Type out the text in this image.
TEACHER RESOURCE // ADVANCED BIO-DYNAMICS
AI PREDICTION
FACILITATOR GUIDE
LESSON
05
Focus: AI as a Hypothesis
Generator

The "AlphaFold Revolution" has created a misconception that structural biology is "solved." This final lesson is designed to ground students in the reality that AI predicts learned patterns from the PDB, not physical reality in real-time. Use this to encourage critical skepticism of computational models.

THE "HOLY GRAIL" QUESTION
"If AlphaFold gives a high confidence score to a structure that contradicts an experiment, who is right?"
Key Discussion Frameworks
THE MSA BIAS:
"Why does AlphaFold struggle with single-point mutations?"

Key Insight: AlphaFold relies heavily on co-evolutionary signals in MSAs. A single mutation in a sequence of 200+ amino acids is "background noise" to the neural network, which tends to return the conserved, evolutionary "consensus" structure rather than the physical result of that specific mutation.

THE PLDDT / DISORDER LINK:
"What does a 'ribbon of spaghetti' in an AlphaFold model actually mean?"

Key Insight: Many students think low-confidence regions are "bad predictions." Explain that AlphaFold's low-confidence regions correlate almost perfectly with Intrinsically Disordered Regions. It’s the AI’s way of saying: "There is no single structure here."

*-*-*

*DESCRIPTION OF THE TASK*: Copy each line above containing the string "does".

*ANSWER*:
"Why does AlphaFold struggle with single-point mutations?"
"What does a 'ribbon of spaghetti' in an AlphaFold model actually mean?"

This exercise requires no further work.